Given entries:
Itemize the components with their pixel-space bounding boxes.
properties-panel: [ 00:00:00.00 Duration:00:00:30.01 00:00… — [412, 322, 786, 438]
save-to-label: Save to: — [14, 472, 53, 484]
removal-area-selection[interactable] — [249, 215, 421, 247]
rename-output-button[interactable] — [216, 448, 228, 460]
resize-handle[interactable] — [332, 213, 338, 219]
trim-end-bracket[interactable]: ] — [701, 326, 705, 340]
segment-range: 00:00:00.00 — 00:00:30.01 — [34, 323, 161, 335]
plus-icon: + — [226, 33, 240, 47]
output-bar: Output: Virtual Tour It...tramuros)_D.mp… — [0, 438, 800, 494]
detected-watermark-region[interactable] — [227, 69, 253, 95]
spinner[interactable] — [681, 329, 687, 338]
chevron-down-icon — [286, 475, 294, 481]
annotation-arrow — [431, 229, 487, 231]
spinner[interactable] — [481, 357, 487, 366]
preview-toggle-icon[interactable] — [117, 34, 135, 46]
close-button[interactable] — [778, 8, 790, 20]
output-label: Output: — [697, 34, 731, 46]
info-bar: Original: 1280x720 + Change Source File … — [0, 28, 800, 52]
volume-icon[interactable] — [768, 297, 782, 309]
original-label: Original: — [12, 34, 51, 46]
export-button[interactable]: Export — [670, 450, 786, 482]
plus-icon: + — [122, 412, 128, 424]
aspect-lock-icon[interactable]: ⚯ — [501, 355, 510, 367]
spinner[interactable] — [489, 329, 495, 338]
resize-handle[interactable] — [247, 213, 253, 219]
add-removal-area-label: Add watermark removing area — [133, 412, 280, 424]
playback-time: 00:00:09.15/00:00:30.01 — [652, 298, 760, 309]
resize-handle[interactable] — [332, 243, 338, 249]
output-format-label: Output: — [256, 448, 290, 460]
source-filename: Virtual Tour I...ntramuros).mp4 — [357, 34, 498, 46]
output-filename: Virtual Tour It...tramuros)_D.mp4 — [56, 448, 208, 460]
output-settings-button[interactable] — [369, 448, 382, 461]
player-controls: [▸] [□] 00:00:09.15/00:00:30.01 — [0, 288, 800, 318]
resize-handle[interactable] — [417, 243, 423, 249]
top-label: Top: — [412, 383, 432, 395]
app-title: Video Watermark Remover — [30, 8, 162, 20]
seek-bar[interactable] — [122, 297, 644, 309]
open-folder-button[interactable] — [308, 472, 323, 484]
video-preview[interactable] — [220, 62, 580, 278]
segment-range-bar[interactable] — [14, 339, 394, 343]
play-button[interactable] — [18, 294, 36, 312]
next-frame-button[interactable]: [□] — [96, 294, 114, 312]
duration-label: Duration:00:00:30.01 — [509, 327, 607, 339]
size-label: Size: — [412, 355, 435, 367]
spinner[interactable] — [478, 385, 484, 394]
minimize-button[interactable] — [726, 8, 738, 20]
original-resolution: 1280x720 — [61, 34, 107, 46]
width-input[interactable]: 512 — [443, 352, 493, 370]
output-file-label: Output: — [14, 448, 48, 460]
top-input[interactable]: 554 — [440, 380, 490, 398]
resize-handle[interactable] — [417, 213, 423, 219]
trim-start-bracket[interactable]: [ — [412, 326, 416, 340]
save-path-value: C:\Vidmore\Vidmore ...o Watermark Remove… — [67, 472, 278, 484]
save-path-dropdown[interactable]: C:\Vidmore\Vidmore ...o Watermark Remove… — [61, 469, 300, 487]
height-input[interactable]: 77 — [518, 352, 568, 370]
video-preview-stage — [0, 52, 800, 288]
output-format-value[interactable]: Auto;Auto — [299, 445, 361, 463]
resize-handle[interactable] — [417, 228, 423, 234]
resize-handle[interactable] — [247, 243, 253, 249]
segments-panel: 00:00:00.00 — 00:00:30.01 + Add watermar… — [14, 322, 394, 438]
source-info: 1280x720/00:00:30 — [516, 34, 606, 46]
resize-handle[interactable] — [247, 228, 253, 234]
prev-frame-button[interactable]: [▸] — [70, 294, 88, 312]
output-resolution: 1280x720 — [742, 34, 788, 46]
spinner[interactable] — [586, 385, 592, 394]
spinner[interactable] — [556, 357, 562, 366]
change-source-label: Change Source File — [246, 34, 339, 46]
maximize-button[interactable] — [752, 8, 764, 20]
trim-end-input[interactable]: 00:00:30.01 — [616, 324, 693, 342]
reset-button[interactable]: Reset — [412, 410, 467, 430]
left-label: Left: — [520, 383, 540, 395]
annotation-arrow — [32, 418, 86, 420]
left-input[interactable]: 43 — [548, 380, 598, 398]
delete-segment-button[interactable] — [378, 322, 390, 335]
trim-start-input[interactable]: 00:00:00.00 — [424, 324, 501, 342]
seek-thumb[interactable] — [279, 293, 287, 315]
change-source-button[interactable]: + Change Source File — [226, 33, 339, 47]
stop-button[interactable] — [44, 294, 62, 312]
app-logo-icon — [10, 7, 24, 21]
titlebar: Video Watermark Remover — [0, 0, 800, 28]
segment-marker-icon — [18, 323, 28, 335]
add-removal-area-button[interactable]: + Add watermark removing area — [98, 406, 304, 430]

Requirement: Reproduce without alteration the stretch from the beginning of the entries through the line containing "rename-output-button[interactable] — [216, 448, 228, 460]", including that line.

Solution:
Itemize the components with their pixel-space bounding boxes.
properties-panel: [ 00:00:00.00 Duration:00:00:30.01 00:00… — [412, 322, 786, 438]
save-to-label: Save to: — [14, 472, 53, 484]
removal-area-selection[interactable] — [249, 215, 421, 247]
rename-output-button[interactable] — [216, 448, 228, 460]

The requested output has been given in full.